EXERCISE DESCRIPTION | Every record below is to be retyped exactly.

LISTING |
□ □ □ □

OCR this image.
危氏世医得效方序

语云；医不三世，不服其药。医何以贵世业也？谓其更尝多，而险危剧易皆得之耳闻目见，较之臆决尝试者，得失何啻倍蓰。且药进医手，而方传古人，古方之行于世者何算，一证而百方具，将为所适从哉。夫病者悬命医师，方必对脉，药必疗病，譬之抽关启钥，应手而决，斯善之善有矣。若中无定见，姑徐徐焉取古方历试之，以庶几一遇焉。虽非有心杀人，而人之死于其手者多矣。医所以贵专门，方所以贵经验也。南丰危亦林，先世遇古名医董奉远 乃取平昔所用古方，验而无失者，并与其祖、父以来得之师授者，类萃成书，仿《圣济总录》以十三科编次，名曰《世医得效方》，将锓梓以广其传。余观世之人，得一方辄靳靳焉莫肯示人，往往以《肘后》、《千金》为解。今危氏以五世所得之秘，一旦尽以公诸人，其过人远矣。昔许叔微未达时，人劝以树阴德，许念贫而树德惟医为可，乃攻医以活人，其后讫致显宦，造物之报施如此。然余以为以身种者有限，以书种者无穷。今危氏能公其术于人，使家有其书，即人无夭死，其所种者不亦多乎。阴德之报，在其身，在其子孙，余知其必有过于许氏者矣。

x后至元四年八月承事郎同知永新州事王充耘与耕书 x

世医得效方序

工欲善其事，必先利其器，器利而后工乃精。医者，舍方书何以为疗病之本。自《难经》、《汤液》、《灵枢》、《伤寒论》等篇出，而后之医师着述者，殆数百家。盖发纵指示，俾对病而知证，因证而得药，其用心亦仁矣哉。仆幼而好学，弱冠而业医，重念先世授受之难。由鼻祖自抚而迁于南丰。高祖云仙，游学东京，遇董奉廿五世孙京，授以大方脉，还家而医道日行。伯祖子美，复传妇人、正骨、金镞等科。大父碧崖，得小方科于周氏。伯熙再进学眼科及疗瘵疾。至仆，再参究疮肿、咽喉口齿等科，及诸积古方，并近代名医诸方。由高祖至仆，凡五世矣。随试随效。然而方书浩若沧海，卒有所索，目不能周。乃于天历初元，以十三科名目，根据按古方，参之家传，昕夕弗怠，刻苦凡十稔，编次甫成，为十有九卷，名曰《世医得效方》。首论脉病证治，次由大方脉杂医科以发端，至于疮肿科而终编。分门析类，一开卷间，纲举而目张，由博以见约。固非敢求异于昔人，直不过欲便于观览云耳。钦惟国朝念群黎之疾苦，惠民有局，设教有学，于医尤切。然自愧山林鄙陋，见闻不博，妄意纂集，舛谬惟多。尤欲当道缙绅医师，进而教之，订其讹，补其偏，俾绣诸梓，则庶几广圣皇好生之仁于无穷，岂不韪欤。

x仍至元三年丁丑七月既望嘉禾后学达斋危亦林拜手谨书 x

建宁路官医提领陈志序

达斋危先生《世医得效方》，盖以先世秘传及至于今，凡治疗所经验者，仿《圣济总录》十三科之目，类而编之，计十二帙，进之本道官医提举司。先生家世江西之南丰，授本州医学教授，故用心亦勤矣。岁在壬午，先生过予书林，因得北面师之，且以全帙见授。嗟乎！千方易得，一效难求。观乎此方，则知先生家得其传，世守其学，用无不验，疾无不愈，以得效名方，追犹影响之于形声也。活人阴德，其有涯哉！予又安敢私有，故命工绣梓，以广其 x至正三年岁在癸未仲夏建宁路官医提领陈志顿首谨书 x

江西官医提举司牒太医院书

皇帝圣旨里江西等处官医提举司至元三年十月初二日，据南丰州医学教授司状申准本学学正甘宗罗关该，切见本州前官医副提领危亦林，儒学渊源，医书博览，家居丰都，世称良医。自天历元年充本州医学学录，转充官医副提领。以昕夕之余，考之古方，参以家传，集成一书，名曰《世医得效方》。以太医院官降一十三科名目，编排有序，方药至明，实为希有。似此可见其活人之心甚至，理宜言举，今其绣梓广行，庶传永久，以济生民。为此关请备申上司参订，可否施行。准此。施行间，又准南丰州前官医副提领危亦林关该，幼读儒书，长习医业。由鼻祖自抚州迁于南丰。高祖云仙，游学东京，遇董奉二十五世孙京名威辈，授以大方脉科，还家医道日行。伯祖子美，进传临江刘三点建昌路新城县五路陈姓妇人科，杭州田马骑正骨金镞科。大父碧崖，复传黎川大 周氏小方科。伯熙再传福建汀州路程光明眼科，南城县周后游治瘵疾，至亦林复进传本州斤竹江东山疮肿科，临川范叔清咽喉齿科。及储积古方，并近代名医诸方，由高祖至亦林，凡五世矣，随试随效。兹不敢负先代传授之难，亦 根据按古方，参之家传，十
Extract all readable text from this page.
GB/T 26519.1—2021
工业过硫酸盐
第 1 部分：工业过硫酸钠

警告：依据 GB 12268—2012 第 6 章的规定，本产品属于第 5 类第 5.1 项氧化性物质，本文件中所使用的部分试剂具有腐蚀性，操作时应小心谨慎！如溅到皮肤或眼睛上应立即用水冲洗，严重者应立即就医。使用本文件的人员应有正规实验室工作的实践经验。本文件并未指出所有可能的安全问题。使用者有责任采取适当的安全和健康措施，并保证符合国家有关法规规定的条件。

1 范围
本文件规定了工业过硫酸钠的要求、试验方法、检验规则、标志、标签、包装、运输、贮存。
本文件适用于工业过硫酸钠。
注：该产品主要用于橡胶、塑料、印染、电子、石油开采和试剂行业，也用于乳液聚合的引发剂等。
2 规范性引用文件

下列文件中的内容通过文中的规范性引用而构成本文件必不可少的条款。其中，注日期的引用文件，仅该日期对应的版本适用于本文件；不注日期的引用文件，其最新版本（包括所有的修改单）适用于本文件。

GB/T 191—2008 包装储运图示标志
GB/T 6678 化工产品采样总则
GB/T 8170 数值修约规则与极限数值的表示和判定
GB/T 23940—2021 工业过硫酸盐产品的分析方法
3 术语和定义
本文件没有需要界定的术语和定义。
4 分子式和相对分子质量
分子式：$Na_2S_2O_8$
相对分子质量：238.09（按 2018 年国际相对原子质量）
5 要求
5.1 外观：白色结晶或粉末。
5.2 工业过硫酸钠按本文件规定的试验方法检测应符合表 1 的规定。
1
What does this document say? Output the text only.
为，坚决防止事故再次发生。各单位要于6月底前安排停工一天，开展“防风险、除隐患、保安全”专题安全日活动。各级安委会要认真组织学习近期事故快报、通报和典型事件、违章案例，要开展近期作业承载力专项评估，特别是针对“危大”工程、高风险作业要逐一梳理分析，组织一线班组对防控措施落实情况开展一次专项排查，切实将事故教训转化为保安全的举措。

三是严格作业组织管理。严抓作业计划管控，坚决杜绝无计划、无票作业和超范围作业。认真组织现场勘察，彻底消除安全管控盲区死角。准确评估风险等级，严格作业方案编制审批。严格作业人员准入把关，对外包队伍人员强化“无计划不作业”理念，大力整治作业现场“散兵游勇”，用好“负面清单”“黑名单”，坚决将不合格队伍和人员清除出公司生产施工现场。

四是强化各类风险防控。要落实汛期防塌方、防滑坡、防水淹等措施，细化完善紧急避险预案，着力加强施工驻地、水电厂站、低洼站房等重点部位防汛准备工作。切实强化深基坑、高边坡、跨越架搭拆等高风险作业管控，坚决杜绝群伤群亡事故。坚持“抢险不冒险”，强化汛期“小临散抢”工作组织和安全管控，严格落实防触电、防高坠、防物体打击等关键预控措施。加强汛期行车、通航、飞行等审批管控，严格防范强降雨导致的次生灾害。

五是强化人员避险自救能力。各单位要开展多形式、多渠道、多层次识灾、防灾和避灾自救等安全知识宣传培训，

□ □ □ □

SOLUTION FOR THIS EXERCISE |
OCR this image.
危氏世医得效方序

语云；医不三世，不服其药。医何以贵世业也？谓其更尝多，而险危剧易皆得之耳闻目见，较之臆决尝试者，得失何啻倍蓰。且药进医手，而方传古人，古方之行于世者何算，一证而百方具，将为所适从哉。夫病者悬命医师，方必对脉，药必疗病，譬之抽关启钥，应手而决，斯善之善有矣。若中无定见，姑徐徐焉取古方历试之，以庶几一遇焉。虽非有心杀人，而人之死于其手者多矣。医所以贵专门，方所以贵经验也。南丰危亦林，先世遇古名医董奉远 乃取平昔所用古方，验而无失者，并与其祖、父以来得之师授者，类萃成书，仿《圣济总录》以十三科编次，名曰《世医得效方》，将锓梓以广其传。余观世之人，得一方辄靳靳焉莫肯示人，往往以《肘后》、《千金》为解。今危氏以五世所得之秘，一旦尽以公诸人，其过人远矣。昔许叔微未达时，人劝以树阴德，许念贫而树德惟医为可，乃攻医以活人，其后讫致显宦，造物之报施如此。然余以为以身种者有限，以书种者无穷。今危氏能公其术于人，使家有其书，即人无夭死，其所种者不亦多乎。阴德之报，在其身，在其子孙，余知其必有过于许氏者矣。

x后至元四年八月承事郎同知永新州事王充耘与耕书 x

世医得效方序

工欲善其事，必先利其器，器利而后工乃精。医者，舍方书何以为疗病之本。自《难经》、《汤液》、《灵枢》、《伤寒论》等篇出，而后之医师着述者，殆数百家。盖发纵指示，俾对病而知证，因证而得药，其用心亦仁矣哉。仆幼而好学，弱冠而业医，重念先世授受之难。由鼻祖自抚而迁于南丰。高祖云仙，游学东京，遇董奉廿五世孙京，授以大方脉，还家而医道日行。伯祖子美，复传妇人、正骨、金镞等科。大父碧崖，得小方科于周氏。伯熙再进学眼科及疗瘵疾。至仆，再参究疮肿、咽喉口齿等科，及诸积古方，并近代名医诸方。由高祖至仆，凡五世矣。随试随效。然而方书浩若沧海，卒有所索，目不能周。乃于天历初元，以十三科名目，根据按古方，参之家传，昕夕弗怠，刻苦凡十稔，编次甫成，为十有九卷，名曰《世医得效方》。首论脉病证治，次由大方脉杂医科以发端，至于疮肿科而终编。分门析类，一开卷间，纲举而目张，由博以见约。固非敢求异于昔人，直不过欲便于观览云耳。钦惟国朝念群黎之疾苦，惠民有局，设教有学，于医尤切。然自愧山林鄙陋，见闻不博，妄意纂集，舛谬惟多。尤欲当道缙绅医师，进而教之，订其讹，补其偏，俾绣诸梓，则庶几广圣皇好生之仁于无穷，岂不韪欤。

x仍至元三年丁丑七月既望嘉禾后学达斋危亦林拜手谨书 x

建宁路官医提领陈志序

达斋危先生《世医得效方》，盖以先世秘传及至于今，凡治疗所经验者，仿《圣济总录》十三科之目，类而编之，计十二帙，进之本道官医提举司。先生家世江西之南丰，授本州医学教授，故用心亦勤矣。岁在壬午，先生过予书林，因得北面师之，且以全帙见授。嗟乎！千方易得，一效难求。观乎此方，则知先生家得其传，世守其学，用无不验，疾无不愈，以得效名方，追犹影响之于形声也。活人阴德，其有涯哉！予又安敢私有，故命工绣梓，以广其 x至正三年岁在癸未仲夏建宁路官医提领陈志顿首谨书 x

江西官医提举司牒太医院书

皇帝圣旨里江西等处官医提举司至元三年十月初二日，据南丰州医学教授司状申准本学学正甘宗罗关该，切见本州前官医副提领危亦林，儒学渊源，医书博览，家居丰都，世称良医。自天历元年充本州医学学录，转充官医副提领。以昕夕之余，考之古方，参以家传，集成一书，名曰《世医得效方》。以太医院官降一十三科名目，编排有序，方药至明，实为希有。似此可见其活人之心甚至，理宜言举，今其绣梓广行，庶传永久，以济生民。为此关请备申上司参订，可否施行。准此。施行间，又准南丰州前官医副提领危亦林关该，幼读儒书，长习医业。由鼻祖自抚州迁于南丰。高祖云仙，游学东京，遇董奉二十五世孙京名威辈，授以大方脉科，还家医道日行。伯祖子美，进传临江刘三点建昌路新城县五路陈姓妇人科，杭州田马骑正骨金镞科。大父碧崖，复传黎川大 周氏小方科。伯熙再传福建汀州路程光明眼科，南城县周后游治瘵疾，至亦林复进传本州斤竹江东山疮肿科，临川范叔清咽喉齿科。及储积古方，并近代名医诸方，由高祖至亦林，凡五世矣，随试随效。兹不敢负先代传授之难，亦 根据按古方，参之家传，十
Extract all readable text from this page.
GB/T 26519.1—2021
工业过硫酸盐
第 1 部分：工业过硫酸钠

警告：依据 GB 12268—2012 第 6 章的规定，本产品属于第 5 类第 5.1 项氧化性物质，本文件中所使用的部分试剂具有腐蚀性，操作时应小心谨慎！如溅到皮肤或眼睛上应立即用水冲洗，严重者应立即就医。使用本文件的人员应有正规实验室工作的实践经验。本文件并未指出所有可能的安全问题。使用者有责任采取适当的安全和健康措施，并保证符合国家有关法规规定的条件。

1 范围
本文件规定了工业过硫酸钠的要求、试验方法、检验规则、标志、标签、包装、运输、贮存。
本文件适用于工业过硫酸钠。
注：该产品主要用于橡胶、塑料、印染、电子、石油开采和试剂行业，也用于乳液聚合的引发剂等。
2 规范性引用文件

下列文件中的内容通过文中的规范性引用而构成本文件必不可少的条款。其中，注日期的引用文件，仅该日期对应的版本适用于本文件；不注日期的引用文件，其最新版本（包括所有的修改单）适用于本文件。

GB/T 191—2008 包装储运图示标志
GB/T 6678 化工产品采样总则
GB/T 8170 数值修约规则与极限数值的表示和判定
GB/T 23940—2021 工业过硫酸盐产品的分析方法
3 术语和定义
本文件没有需要界定的术语和定义。
4 分子式和相对分子质量
分子式：$Na_2S_2O_8$
相对分子质量：238.09（按 2018 年国际相对原子质量）
5 要求
5.1 外观：白色结晶或粉末。
5.2 工业过硫酸钠按本文件规定的试验方法检测应符合表 1 的规定。
1
What does this document say? Output the text only.
为，坚决防止事故再次发生。各单位要于6月底前安排停工一天，开展“防风险、除隐患、保安全”专题安全日活动。各级安委会要认真组织学习近期事故快报、通报和典型事件、违章案例，要开展近期作业承载力专项评估，特别是针对“危大”工程、高风险作业要逐一梳理分析，组织一线班组对防控措施落实情况开展一次专项排查，切实将事故教训转化为保安全的举措。

三是严格作业组织管理。严抓作业计划管控，坚决杜绝无计划、无票作业和超范围作业。认真组织现场勘察，彻底消除安全管控盲区死角。准确评估风险等级，严格作业方案编制审批。严格作业人员准入把关，对外包队伍人员强化“无计划不作业”理念，大力整治作业现场“散兵游勇”，用好“负面清单”“黑名单”，坚决将不合格队伍和人员清除出公司生产施工现场。

四是强化各类风险防控。要落实汛期防塌方、防滑坡、防水淹等措施，细化完善紧急避险预案，着力加强施工驻地、水电厂站、低洼站房等重点部位防汛准备工作。切实强化深基坑、高边坡、跨越架搭拆等高风险作业管控，坚决杜绝群伤群亡事故。坚持“抢险不冒险”，强化汛期“小临散抢”工作组织和安全管控，严格落实防触电、防高坠、防物体打击等关键预控措施。加强汛期行车、通航、飞行等审批管控，严格防范强降雨导致的次生灾害。

五是强化人员避险自救能力。各单位要开展多形式、多渠道、多层次识灾、防灾和避灾自救等安全知识宣传培训，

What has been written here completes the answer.